DIRECTIONS FOR THIS TASK >> Reproduce each line exactly, including spacing and punctuation.

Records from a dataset
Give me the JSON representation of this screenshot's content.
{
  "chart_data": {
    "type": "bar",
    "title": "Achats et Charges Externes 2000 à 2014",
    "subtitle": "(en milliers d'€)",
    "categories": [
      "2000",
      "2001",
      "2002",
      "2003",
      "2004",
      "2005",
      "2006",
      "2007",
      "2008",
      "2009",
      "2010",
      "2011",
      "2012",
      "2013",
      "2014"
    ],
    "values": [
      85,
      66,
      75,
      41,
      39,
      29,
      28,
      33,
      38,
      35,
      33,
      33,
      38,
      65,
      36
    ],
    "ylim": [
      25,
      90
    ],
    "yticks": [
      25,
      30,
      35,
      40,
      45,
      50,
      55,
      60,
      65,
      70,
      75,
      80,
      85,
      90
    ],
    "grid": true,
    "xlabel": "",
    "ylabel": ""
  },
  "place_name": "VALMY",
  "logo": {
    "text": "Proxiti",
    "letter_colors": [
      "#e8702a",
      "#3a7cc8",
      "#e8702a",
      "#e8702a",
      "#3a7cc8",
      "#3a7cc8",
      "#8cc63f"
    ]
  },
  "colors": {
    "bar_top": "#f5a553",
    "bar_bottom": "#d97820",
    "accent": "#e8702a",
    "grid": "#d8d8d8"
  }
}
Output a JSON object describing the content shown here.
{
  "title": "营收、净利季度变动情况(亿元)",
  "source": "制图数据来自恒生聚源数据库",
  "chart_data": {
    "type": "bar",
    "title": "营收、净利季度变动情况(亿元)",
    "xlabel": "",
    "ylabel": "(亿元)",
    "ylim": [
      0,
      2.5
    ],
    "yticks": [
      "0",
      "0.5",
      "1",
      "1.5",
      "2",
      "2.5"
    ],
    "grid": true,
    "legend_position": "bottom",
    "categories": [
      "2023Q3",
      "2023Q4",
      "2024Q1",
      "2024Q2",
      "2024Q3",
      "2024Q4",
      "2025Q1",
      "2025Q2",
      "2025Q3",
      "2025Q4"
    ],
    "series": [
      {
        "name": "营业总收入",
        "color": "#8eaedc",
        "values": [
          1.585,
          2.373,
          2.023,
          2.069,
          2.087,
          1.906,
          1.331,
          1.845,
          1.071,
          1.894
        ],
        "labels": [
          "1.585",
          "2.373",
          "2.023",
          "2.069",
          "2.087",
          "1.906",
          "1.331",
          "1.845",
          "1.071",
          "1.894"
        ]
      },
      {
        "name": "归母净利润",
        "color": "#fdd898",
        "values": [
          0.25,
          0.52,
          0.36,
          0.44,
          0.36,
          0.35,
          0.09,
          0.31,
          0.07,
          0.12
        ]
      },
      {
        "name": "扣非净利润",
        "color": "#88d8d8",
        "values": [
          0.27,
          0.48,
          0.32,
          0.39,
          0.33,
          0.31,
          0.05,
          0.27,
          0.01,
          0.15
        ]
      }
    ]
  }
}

WRITTEN REPLY >>
Give me the JSON representation of this screenshot's content.
{
  "chart_data": {
    "type": "bar",
    "title": "Achats et Charges Externes 2000 à 2014",
    "subtitle": "(en milliers d'€)",
    "categories": [
      "2000",
      "2001",
      "2002",
      "2003",
      "2004",
      "2005",
      "2006",
      "2007",
      "2008",
      "2009",
      "2010",
      "2011",
      "2012",
      "2013",
      "2014"
    ],
    "values": [
      85,
      66,
      75,
      41,
      39,
      29,
      28,
      33,
      38,
      35,
      33,
      33,
      38,
      65,
      36
    ],
    "ylim": [
      25,
      90
    ],
    "yticks": [
      25,
      30,
      35,
      40,
      45,
      50,
      55,
      60,
      65,
      70,
      75,
      80,
      85,
      90
    ],
    "grid": true,
    "xlabel": "",
    "ylabel": ""
  },
  "place_name": "VALMY",
  "logo": {
    "text": "Proxiti",
    "letter_colors": [
      "#e8702a",
      "#3a7cc8",
      "#e8702a",
      "#e8702a",
      "#3a7cc8",
      "#3a7cc8",
      "#8cc63f"
    ]
  },
  "colors": {
    "bar_top": "#f5a553",
    "bar_bottom": "#d97820",
    "accent": "#e8702a",
    "grid": "#d8d8d8"
  }
}
Output a JSON object describing the content shown here.
{
  "title": "营收、净利季度变动情况(亿元)",
  "source": "制图数据来自恒生聚源数据库",
  "chart_data": {
    "type": "bar",
    "title": "营收、净利季度变动情况(亿元)",
    "xlabel": "",
    "ylabel": "(亿元)",
    "ylim": [
      0,
      2.5
    ],
    "yticks": [
      "0",
      "0.5",
      "1",
      "1.5",
      "2",
      "2.5"
    ],
    "grid": true,
    "legend_position": "bottom",
    "categories": [
      "2023Q3",
      "2023Q4",
      "2024Q1",
      "2024Q2",
      "2024Q3",
      "2024Q4",
      "2025Q1",
      "2025Q2",
      "2025Q3",
      "2025Q4"
    ],
    "series": [
      {
        "name": "营业总收入",
        "color": "#8eaedc",
        "values": [
          1.585,
          2.373,
          2.023,
          2.069,
          2.087,
          1.906,
          1.331,
          1.845,
          1.071,
          1.894
        ],
        "labels": [
          "1.585",
          "2.373",
          "2.023",
          "2.069",
          "2.087",
          "1.906",
          "1.331",
          "1.845",
          "1.071",
          "1.894"
        ]
      },
      {
        "name": "归母净利润",
        "color": "#fdd898",
        "values": [
          0.25,
          0.52,
          0.36,
          0.44,
          0.36,
          0.35,
          0.09,
          0.31,
          0.07,
          0.12
        ]
      },
      {
        "name": "扣非净利润",
        "color": "#88d8d8",
        "values": [
          0.27,
          0.48,
          0.32,
          0.39,
          0.33,
          0.31,
          0.05,
          0.27,
          0.01,
          0.15
        ]
      }
    ]
  }
}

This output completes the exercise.